-- REQUIRED TASK --
Only a number is wanted: the count of lines in this listing that contain "color".

-- DATA TO PROCESS --
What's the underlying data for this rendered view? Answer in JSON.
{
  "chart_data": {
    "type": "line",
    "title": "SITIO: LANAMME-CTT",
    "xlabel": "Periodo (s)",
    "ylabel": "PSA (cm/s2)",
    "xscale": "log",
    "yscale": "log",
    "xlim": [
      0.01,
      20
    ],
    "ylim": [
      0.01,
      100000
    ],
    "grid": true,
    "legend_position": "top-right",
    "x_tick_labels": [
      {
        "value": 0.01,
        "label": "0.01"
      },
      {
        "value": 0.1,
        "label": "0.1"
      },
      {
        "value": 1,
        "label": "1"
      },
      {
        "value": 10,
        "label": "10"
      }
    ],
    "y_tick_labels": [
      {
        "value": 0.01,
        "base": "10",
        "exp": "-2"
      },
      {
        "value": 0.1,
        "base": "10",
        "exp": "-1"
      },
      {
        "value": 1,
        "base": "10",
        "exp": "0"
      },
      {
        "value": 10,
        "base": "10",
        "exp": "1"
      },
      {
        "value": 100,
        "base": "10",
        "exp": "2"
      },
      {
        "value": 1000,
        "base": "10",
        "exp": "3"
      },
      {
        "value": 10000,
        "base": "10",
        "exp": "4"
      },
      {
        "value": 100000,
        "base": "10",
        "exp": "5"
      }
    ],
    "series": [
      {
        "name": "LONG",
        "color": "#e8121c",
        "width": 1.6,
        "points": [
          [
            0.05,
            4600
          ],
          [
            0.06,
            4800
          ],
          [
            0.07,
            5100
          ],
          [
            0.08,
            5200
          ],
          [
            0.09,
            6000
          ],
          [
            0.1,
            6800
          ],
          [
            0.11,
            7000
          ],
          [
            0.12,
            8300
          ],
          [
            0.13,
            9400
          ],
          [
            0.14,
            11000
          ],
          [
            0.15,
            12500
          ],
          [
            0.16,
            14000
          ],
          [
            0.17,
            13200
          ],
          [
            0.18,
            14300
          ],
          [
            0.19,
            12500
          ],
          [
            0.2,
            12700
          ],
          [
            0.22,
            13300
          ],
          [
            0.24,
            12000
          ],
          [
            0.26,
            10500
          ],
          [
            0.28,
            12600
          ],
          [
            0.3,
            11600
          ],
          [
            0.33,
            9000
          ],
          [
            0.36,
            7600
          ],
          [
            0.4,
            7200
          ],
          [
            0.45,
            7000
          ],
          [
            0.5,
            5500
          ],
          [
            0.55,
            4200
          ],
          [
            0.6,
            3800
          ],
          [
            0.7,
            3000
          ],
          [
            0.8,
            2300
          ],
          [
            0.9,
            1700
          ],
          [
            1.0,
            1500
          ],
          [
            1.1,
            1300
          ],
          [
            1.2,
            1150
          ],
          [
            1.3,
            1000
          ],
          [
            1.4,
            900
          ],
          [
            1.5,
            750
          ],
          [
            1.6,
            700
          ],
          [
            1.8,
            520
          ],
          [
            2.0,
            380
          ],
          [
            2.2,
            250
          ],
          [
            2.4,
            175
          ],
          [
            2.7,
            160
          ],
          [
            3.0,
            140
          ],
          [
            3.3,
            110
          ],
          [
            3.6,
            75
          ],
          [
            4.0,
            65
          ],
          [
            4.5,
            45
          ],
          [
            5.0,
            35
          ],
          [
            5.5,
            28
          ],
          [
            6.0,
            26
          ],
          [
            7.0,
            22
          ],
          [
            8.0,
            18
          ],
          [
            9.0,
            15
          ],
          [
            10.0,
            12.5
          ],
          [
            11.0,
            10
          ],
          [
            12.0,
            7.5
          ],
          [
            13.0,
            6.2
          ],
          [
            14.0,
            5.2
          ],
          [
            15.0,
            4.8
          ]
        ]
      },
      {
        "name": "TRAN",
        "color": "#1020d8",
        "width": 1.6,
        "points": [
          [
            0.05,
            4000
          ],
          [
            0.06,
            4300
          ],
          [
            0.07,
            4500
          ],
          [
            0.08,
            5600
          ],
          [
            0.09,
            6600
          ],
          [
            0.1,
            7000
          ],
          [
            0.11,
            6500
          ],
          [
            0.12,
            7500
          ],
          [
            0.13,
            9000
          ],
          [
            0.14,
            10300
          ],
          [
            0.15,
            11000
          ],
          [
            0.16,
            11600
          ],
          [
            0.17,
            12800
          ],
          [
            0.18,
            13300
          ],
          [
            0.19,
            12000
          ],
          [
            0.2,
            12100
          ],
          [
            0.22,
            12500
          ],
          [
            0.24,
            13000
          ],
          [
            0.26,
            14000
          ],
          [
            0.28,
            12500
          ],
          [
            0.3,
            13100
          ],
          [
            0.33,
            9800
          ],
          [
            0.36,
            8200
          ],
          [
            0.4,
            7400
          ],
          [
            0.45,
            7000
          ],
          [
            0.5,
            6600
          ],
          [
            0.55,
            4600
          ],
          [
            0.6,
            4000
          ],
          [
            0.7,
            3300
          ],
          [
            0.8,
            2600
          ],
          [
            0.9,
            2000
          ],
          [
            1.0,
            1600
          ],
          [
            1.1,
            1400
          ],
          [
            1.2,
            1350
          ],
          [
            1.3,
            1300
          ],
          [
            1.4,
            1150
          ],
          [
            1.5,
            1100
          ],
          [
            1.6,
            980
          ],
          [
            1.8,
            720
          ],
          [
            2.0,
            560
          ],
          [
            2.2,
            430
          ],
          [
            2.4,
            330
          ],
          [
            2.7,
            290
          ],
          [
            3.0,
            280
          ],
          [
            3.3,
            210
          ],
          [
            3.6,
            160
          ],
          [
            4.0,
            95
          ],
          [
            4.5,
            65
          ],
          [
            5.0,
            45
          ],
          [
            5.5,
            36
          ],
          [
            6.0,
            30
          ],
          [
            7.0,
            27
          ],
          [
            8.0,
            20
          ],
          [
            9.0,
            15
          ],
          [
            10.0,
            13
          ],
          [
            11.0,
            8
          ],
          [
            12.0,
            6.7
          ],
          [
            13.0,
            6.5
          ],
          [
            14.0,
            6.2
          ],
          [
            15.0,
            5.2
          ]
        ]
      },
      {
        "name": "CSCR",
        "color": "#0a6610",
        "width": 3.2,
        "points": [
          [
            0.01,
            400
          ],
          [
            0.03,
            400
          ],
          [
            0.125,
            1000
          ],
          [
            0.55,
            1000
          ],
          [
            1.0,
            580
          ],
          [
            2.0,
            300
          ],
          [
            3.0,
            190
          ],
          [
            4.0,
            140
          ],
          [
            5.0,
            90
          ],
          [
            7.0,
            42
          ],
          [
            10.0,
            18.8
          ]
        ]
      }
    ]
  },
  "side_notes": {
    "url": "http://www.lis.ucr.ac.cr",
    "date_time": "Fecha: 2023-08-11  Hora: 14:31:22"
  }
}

-- SOLVED PROBLEM --
3